■ To do
Using the records below, count the lines with "shape" in them. Give the number only.
--------
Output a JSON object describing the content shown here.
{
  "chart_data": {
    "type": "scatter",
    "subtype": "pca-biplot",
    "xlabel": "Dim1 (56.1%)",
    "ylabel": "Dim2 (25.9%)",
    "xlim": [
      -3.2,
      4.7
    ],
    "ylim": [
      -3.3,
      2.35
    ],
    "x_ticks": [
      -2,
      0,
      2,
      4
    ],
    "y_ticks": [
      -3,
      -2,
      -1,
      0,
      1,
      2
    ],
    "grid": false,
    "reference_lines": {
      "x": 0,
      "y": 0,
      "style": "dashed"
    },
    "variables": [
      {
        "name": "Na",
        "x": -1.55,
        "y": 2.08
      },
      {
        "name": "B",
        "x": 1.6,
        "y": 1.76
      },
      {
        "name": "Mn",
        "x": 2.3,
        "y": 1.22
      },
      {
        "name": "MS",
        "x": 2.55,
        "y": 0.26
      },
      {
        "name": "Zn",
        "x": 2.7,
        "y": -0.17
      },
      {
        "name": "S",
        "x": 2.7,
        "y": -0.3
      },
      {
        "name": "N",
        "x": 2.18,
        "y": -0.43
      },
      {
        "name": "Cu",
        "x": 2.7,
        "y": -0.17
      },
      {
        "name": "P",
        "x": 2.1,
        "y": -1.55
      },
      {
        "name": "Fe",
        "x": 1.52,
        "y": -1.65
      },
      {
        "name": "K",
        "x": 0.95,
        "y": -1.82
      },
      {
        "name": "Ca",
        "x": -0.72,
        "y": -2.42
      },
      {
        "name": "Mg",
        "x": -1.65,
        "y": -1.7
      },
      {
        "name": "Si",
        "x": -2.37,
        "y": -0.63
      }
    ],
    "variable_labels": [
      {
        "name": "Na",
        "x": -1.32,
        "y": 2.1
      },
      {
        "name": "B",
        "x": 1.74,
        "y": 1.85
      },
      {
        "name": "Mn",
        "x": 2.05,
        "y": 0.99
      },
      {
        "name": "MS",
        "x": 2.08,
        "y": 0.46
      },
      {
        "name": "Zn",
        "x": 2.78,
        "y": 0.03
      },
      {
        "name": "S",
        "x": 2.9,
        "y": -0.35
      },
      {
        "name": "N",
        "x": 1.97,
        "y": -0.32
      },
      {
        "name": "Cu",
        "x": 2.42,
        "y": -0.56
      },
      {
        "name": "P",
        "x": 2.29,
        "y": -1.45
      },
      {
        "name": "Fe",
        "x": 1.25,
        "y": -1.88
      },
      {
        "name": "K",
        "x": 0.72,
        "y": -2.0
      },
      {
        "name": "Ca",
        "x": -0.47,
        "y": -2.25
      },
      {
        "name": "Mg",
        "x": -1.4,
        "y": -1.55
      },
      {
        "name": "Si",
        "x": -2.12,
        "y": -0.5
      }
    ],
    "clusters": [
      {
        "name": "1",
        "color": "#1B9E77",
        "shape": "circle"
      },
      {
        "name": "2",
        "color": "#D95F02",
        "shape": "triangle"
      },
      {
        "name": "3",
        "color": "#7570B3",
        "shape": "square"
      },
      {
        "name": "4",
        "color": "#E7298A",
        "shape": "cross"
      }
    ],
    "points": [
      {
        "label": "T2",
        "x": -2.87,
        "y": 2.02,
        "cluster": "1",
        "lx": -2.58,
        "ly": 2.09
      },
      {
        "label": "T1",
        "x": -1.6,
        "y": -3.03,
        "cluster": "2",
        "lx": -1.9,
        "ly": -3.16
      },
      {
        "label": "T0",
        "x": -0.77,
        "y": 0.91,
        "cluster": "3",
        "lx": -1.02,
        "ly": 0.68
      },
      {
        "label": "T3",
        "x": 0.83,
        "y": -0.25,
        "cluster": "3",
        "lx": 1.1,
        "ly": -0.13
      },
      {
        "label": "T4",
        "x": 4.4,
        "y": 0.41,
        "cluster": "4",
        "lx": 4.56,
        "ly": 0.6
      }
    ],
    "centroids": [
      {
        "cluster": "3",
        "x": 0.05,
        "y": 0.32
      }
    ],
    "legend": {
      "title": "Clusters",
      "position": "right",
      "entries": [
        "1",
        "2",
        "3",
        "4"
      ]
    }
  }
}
--------
■ Complete output
4